* **EXERCISE**
Below are some records. Pull every line that contains the word "name".

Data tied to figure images
..........

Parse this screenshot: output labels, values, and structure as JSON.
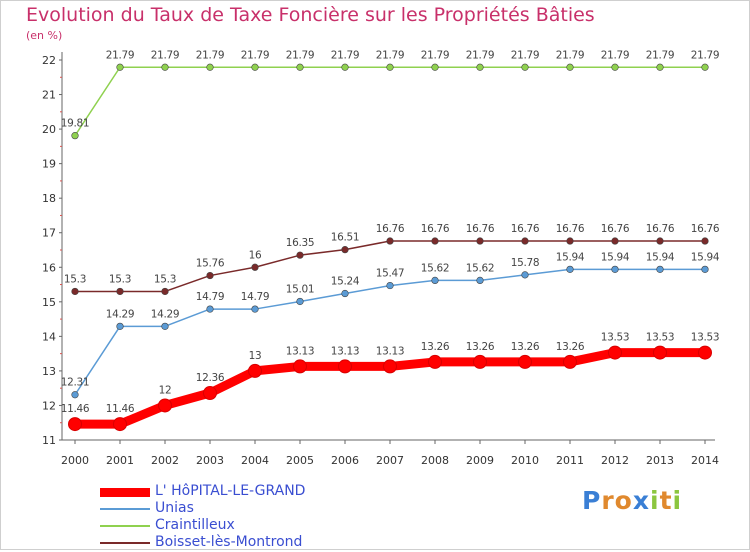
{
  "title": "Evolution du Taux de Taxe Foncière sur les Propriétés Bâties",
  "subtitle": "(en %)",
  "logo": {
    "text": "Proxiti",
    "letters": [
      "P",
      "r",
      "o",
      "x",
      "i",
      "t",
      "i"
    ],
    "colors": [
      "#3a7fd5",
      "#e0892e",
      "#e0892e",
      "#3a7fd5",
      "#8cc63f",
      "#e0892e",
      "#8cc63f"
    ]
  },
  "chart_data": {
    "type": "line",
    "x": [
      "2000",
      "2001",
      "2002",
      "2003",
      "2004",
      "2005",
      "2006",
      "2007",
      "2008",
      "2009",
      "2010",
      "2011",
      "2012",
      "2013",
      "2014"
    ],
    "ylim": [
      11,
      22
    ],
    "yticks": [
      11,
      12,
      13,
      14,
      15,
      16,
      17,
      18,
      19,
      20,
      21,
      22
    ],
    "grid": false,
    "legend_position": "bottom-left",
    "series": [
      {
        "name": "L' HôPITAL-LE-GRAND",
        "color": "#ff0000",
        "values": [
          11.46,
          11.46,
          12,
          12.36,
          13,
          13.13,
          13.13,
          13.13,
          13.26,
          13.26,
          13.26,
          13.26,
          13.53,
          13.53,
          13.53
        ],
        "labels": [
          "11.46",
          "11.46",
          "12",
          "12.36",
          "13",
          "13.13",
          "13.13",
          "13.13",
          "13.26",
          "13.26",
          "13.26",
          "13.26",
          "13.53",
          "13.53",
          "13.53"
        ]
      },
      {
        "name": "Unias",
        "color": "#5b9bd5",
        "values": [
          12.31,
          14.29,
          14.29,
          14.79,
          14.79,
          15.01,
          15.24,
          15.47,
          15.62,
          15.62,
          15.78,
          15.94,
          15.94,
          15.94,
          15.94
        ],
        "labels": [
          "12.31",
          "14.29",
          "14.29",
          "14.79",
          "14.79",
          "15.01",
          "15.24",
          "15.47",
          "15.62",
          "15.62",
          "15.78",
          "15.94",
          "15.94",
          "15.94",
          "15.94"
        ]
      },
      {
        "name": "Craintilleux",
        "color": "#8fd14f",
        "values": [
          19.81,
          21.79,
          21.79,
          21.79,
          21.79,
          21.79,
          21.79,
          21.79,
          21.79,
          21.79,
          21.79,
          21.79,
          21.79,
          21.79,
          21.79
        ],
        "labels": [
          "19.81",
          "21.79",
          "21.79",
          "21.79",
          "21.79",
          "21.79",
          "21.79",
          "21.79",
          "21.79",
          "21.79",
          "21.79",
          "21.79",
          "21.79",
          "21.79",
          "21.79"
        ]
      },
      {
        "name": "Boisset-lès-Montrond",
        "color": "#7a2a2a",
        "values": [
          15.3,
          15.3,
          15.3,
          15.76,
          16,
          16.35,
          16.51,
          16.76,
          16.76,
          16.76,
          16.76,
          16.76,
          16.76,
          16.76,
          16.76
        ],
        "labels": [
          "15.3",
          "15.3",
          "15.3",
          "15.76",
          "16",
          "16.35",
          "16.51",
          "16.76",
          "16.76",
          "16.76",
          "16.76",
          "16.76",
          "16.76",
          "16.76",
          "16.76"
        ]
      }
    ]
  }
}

..........

* **SOLUTION BELOW**
        "name": "L' HôPITAL-LE-GRAND",
        "name": "Unias",
        "name": "Craintilleux",
        "name": "Boisset-lès-Montrond",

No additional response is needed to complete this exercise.